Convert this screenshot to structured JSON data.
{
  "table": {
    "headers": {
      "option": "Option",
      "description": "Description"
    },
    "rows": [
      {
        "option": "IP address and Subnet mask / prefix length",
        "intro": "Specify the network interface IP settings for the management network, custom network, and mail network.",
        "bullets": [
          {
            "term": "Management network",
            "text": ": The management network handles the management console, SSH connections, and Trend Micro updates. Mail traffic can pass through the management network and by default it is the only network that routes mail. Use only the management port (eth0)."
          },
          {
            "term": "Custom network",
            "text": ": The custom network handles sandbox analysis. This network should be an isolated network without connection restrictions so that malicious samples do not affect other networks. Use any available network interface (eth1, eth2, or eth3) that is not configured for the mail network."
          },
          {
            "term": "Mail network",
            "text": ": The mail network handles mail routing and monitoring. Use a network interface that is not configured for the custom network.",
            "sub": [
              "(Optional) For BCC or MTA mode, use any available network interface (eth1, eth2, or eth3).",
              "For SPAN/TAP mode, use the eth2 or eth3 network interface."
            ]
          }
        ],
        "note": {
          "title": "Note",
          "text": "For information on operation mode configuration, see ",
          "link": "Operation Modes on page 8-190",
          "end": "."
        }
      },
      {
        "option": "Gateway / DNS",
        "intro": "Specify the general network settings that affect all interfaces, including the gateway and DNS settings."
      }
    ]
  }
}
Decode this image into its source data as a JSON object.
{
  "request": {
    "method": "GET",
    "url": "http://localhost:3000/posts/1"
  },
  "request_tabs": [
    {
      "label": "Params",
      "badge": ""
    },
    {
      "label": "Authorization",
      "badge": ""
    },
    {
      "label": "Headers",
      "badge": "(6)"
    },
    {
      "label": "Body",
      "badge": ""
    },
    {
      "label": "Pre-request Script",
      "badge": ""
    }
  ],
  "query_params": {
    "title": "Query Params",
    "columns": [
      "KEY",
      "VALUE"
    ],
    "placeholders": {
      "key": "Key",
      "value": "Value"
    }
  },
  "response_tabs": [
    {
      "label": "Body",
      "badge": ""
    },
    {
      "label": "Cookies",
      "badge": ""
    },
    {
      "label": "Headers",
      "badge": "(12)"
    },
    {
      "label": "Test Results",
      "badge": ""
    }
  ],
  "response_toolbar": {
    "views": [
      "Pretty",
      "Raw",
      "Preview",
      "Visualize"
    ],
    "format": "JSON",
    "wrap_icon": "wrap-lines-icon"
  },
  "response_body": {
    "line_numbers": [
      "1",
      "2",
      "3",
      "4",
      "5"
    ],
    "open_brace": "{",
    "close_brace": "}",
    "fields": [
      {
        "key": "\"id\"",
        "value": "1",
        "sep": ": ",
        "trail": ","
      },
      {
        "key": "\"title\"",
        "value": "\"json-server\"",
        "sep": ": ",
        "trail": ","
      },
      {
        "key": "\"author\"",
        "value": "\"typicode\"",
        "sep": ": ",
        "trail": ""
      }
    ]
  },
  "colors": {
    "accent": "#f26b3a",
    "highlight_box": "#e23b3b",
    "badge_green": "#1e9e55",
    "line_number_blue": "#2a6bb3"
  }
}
========
▶ INSTRUCTIONS TO FOLLOW
Of the lines in this material, state how many hold the string "Specify". Write no other words.

▶ EXERCISE SOLUTION
2